» Exercise description:
Identify and copy all lines of the material where the string "this" is found.

» Data:
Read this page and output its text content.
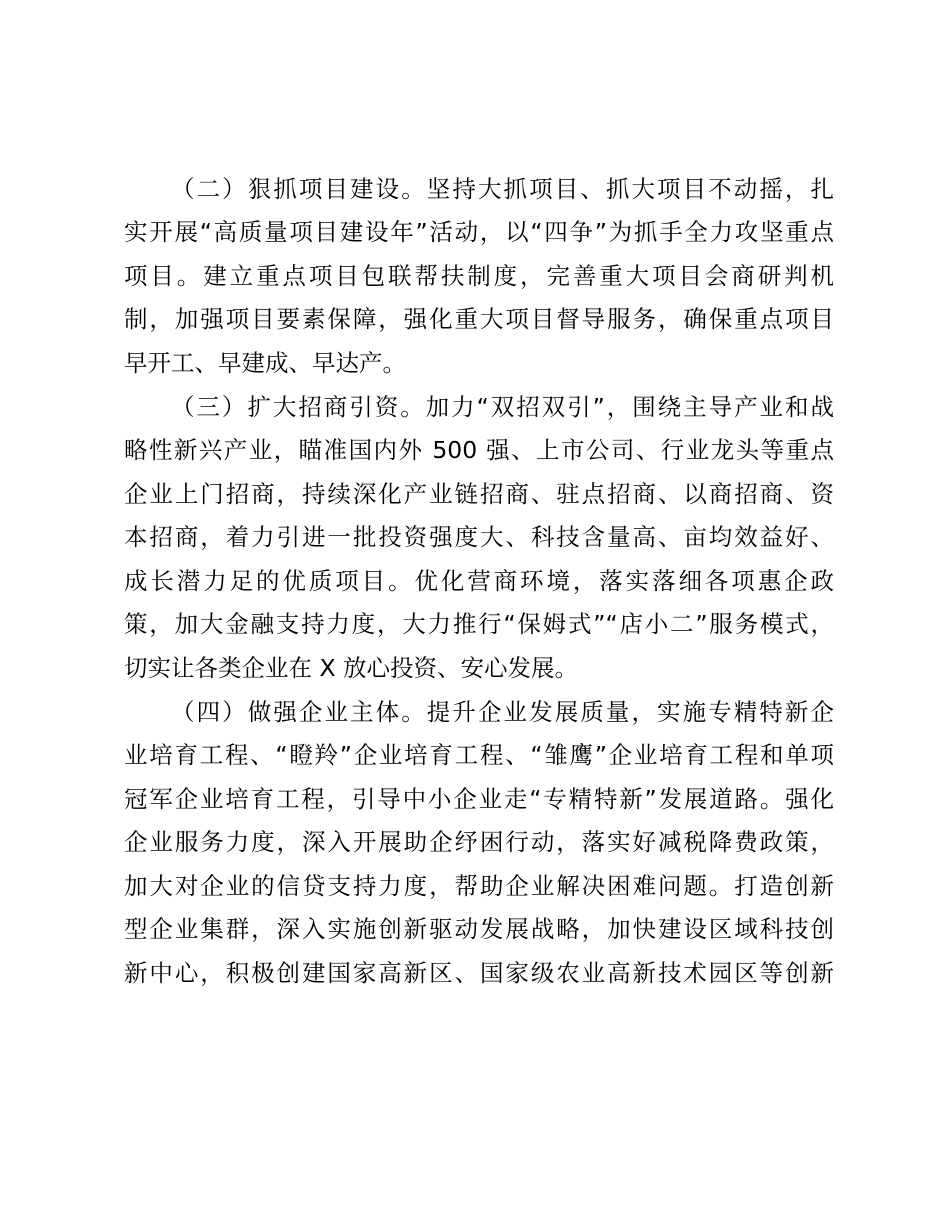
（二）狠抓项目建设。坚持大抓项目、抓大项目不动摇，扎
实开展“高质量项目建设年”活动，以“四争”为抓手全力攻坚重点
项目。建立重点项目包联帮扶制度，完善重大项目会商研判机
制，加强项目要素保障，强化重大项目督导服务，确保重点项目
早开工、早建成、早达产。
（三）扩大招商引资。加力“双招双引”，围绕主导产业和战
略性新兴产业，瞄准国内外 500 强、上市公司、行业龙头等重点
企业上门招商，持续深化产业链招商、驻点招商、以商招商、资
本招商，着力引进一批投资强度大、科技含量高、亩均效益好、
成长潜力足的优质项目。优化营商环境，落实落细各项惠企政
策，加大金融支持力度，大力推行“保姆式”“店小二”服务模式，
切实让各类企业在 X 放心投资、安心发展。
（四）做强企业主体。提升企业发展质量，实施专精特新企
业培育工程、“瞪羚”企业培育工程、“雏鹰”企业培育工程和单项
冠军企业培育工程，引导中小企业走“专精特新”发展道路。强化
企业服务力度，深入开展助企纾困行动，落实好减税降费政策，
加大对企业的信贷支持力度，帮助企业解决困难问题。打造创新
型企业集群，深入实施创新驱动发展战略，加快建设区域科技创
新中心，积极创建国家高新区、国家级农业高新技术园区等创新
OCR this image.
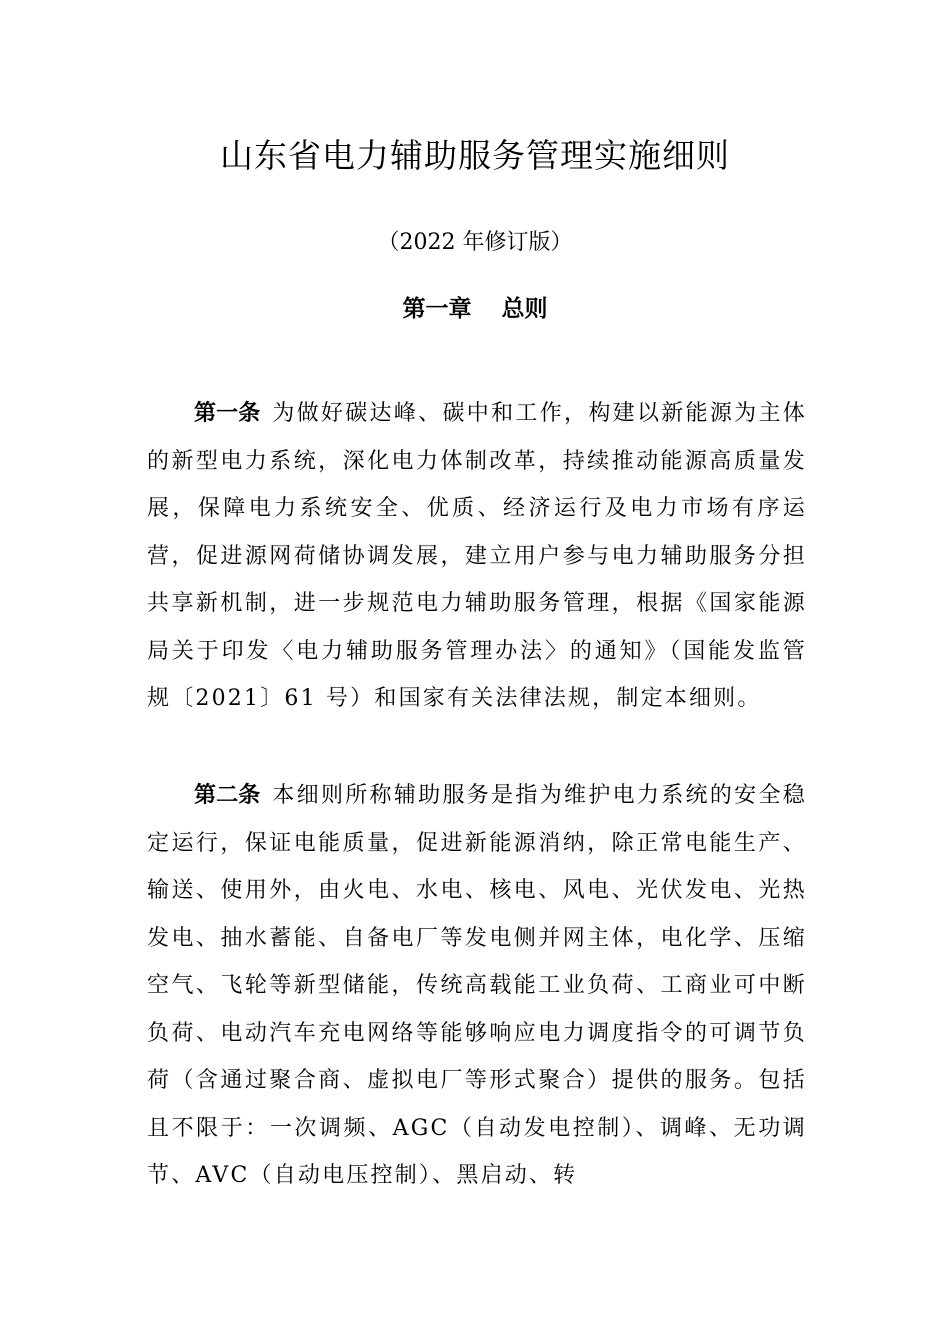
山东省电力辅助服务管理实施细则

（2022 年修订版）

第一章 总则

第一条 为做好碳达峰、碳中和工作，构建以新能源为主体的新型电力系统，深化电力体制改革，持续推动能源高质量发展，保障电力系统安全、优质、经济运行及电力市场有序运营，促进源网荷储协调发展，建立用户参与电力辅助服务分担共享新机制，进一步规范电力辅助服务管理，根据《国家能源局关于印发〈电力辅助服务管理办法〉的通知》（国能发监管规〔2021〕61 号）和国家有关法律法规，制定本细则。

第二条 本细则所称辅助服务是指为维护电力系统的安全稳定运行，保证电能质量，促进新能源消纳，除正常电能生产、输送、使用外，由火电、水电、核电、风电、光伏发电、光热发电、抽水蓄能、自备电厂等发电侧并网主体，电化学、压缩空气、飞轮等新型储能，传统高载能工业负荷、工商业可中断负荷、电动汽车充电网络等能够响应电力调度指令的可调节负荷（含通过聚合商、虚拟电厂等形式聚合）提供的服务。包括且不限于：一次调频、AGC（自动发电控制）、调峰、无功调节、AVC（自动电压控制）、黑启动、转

» Response below:
Read this page and output its text content.
OCR this image.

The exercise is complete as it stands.